* **CHALLENGE**
Collect each line holding the string "color".
* Start *
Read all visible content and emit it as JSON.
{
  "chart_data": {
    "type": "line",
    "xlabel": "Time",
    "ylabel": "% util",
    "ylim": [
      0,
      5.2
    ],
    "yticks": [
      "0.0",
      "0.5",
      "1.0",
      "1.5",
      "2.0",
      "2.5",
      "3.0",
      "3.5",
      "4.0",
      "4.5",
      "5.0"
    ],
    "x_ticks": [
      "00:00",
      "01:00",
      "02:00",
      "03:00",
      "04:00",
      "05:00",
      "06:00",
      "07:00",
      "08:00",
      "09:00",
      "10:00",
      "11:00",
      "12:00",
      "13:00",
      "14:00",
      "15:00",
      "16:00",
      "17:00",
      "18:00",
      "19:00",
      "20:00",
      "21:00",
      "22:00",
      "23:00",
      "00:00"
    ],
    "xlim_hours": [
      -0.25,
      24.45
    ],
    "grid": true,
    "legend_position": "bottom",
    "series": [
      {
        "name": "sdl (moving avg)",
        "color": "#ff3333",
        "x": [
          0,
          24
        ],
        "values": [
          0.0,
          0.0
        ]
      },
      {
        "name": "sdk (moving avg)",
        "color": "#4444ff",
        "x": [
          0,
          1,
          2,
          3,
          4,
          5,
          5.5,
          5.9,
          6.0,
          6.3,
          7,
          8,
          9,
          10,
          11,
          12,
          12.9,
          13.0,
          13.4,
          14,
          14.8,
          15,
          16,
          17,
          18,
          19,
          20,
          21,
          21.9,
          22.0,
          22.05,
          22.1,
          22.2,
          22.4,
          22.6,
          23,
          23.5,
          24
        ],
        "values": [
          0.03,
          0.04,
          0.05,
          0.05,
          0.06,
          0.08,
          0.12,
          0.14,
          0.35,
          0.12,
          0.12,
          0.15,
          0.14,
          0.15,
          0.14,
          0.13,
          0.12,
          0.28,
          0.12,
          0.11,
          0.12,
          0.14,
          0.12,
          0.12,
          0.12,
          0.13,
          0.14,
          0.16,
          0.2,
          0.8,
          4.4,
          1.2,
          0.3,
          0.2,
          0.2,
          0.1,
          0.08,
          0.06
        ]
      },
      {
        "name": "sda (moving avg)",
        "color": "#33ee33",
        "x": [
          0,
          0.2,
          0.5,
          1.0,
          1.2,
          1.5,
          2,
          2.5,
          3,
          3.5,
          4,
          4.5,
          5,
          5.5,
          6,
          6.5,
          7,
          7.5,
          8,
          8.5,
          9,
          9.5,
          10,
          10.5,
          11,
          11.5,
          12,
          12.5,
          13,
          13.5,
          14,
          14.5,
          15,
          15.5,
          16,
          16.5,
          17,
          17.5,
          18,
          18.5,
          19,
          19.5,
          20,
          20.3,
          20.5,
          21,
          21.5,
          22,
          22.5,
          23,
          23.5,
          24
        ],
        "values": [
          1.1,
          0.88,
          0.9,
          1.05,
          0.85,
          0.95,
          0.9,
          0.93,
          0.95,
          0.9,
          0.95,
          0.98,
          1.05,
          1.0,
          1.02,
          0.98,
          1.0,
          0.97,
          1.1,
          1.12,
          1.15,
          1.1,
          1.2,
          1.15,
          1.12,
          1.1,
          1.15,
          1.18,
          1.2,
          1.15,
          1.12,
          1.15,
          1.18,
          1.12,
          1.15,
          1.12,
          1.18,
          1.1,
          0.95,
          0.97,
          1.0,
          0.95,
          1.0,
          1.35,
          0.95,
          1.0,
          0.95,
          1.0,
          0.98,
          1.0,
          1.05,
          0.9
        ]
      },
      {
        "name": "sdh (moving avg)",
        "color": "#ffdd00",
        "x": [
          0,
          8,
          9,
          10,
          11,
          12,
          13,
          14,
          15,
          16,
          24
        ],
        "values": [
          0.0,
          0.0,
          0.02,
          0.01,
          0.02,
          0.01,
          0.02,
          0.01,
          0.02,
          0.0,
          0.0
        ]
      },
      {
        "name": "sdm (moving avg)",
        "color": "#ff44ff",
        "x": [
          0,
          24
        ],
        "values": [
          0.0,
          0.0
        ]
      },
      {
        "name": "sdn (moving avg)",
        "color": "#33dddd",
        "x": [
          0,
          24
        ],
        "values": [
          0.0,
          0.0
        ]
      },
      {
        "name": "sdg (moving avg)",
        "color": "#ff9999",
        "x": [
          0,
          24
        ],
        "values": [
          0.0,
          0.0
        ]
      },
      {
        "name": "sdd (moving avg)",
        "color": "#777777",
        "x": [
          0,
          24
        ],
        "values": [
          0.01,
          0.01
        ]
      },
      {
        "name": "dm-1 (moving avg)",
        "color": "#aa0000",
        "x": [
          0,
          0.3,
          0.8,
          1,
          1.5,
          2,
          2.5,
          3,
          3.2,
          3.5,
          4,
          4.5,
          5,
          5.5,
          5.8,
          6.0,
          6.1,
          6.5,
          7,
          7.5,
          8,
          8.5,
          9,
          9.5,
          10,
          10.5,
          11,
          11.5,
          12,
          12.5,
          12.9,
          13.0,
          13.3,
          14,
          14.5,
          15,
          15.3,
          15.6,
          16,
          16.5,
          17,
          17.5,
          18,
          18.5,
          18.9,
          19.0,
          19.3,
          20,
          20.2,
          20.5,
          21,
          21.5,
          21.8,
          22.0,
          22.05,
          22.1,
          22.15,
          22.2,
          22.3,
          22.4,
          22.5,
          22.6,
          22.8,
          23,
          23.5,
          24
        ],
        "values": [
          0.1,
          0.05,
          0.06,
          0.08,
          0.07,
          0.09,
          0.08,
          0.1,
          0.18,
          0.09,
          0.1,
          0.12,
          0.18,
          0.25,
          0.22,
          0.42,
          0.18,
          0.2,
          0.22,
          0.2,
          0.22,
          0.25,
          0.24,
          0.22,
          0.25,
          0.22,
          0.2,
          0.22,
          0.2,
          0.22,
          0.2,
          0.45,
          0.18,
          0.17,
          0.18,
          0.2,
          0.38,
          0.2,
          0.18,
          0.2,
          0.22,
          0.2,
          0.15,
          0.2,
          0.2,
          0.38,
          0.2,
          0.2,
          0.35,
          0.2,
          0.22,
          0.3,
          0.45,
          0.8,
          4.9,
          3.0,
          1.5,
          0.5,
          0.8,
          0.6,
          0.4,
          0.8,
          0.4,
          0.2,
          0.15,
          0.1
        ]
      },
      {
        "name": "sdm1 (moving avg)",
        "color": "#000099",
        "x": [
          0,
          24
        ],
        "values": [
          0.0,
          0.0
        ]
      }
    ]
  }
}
* End *
* **REPLY**
        "color": "#ff3333",
        "color": "#4444ff",
        "color": "#33ee33",
        "color": "#ffdd00",
        "color": "#ff44ff",
        "color": "#33dddd",
        "color": "#ff9999",
        "color": "#777777",
        "color": "#aa0000",
        "color": "#000099",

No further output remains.